### What needs to be done
Scan the data beneath this task and copy each line that includes "year".

### Information given

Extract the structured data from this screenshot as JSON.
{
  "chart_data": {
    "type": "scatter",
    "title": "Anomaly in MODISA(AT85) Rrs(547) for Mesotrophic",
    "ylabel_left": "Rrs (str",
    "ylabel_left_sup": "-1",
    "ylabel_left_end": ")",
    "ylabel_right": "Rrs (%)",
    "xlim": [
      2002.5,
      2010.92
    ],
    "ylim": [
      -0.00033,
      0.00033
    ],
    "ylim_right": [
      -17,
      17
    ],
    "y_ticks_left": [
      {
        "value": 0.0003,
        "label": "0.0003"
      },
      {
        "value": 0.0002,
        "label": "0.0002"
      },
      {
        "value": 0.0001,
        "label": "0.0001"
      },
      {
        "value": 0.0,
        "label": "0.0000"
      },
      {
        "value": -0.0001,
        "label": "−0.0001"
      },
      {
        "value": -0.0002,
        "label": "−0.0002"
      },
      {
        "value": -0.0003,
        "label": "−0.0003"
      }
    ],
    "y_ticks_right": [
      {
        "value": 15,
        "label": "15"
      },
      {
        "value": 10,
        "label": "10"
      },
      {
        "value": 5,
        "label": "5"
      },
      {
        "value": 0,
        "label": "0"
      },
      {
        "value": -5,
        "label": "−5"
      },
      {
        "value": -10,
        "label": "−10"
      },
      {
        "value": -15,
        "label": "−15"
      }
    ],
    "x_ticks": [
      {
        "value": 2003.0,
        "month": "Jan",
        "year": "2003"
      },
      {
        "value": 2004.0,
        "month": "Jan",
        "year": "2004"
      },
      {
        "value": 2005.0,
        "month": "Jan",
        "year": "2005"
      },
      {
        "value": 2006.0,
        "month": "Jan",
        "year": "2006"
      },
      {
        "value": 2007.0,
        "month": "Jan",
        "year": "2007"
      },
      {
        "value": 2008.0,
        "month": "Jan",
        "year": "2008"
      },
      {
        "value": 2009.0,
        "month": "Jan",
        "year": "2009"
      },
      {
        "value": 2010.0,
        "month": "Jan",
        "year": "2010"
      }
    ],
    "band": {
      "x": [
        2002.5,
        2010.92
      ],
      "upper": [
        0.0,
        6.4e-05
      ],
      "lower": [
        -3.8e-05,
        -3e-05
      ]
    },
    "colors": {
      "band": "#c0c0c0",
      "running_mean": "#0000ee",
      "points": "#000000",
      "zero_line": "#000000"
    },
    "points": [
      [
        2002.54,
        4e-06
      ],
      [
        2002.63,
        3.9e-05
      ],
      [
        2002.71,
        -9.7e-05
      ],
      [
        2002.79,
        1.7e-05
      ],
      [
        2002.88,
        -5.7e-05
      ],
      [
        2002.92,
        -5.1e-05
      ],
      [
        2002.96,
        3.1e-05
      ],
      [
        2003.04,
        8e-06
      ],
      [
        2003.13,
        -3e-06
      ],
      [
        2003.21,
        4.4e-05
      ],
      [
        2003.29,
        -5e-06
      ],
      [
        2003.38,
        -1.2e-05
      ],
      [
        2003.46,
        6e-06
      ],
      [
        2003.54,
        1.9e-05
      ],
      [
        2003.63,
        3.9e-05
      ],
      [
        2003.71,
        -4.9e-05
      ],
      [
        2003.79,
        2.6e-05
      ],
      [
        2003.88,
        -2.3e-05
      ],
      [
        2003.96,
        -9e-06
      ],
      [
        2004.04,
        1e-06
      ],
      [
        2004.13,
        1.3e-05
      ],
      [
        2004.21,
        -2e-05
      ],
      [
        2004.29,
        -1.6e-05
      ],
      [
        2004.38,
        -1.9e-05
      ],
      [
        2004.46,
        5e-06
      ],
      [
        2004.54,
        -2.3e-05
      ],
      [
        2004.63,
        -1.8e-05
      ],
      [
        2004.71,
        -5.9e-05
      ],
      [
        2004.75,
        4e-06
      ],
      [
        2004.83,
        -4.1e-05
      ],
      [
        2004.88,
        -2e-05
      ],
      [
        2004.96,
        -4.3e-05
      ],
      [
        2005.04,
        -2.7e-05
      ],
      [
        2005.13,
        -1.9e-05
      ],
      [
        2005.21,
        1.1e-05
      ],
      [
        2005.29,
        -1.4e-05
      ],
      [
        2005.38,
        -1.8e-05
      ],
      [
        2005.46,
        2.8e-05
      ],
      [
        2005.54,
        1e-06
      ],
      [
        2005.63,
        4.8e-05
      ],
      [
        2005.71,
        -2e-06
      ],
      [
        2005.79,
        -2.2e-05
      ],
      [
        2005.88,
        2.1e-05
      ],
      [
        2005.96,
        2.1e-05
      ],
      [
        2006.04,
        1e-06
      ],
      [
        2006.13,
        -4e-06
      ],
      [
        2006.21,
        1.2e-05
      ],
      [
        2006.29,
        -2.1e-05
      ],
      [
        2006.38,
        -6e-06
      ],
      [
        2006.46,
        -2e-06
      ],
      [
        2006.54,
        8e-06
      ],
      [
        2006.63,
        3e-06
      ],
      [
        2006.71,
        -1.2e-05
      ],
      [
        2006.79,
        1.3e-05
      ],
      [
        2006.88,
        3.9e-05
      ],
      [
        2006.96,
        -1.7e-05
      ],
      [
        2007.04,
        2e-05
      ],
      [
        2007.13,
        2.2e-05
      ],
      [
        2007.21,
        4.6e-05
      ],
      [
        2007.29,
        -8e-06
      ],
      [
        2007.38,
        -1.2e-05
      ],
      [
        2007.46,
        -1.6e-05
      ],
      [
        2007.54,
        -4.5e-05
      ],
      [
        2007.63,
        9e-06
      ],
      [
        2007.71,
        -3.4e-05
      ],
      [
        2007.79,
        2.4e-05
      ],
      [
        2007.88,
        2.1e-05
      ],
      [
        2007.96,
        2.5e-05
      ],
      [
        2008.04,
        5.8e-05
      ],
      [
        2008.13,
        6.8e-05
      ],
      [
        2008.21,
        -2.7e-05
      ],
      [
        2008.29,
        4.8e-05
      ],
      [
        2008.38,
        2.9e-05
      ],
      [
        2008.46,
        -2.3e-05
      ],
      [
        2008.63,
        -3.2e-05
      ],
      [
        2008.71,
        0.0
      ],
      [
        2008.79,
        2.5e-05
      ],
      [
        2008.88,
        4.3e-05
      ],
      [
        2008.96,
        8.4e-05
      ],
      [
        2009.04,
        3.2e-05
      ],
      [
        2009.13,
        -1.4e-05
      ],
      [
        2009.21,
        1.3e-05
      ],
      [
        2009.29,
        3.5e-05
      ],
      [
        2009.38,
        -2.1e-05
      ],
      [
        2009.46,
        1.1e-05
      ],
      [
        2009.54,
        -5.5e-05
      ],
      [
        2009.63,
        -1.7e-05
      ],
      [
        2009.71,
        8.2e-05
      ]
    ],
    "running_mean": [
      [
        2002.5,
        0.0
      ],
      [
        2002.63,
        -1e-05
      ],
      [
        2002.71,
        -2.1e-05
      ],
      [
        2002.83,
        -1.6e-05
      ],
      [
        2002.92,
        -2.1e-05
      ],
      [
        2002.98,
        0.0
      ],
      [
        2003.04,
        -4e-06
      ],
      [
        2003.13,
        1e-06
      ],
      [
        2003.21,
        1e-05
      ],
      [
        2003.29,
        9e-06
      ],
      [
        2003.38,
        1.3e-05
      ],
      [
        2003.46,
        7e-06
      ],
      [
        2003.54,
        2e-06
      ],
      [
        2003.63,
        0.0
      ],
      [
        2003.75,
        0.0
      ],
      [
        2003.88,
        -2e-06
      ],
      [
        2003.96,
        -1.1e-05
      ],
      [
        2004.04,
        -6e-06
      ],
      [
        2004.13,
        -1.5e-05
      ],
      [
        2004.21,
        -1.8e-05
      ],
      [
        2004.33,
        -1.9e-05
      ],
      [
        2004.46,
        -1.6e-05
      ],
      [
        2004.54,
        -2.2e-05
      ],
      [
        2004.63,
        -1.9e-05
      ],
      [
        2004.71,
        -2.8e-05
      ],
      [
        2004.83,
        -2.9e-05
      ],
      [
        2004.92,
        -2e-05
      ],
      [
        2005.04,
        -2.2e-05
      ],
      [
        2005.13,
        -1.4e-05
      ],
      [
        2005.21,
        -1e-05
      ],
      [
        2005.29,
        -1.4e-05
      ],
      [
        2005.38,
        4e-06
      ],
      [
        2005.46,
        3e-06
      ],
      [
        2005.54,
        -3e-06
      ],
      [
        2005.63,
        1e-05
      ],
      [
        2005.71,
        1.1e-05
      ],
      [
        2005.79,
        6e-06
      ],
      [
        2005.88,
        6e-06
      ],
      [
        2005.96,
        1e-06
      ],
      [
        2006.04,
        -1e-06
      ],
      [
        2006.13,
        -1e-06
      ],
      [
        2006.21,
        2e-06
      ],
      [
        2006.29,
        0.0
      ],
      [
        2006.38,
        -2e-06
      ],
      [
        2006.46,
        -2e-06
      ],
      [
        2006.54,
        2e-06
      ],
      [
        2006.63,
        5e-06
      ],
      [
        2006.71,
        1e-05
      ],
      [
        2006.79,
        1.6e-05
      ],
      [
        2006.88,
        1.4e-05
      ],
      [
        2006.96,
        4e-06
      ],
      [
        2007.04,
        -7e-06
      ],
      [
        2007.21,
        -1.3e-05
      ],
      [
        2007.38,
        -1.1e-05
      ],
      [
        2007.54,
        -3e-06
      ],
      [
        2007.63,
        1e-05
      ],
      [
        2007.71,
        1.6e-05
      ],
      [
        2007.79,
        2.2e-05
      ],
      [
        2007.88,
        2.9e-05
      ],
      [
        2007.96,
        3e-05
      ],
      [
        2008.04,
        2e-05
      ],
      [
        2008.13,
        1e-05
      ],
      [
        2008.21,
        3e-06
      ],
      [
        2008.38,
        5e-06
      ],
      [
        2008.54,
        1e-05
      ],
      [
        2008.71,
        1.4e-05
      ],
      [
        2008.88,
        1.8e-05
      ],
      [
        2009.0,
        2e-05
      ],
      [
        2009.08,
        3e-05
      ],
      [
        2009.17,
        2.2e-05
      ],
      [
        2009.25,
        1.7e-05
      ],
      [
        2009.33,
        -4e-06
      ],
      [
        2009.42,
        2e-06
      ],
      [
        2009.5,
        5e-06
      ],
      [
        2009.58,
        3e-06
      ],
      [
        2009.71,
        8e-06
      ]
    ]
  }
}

### The output
        "year": "2003"
        "year": "2004"
        "year": "2005"
        "year": "2006"
        "year": "2007"
        "year": "2008"
        "year": "2009"
        "year": "2010"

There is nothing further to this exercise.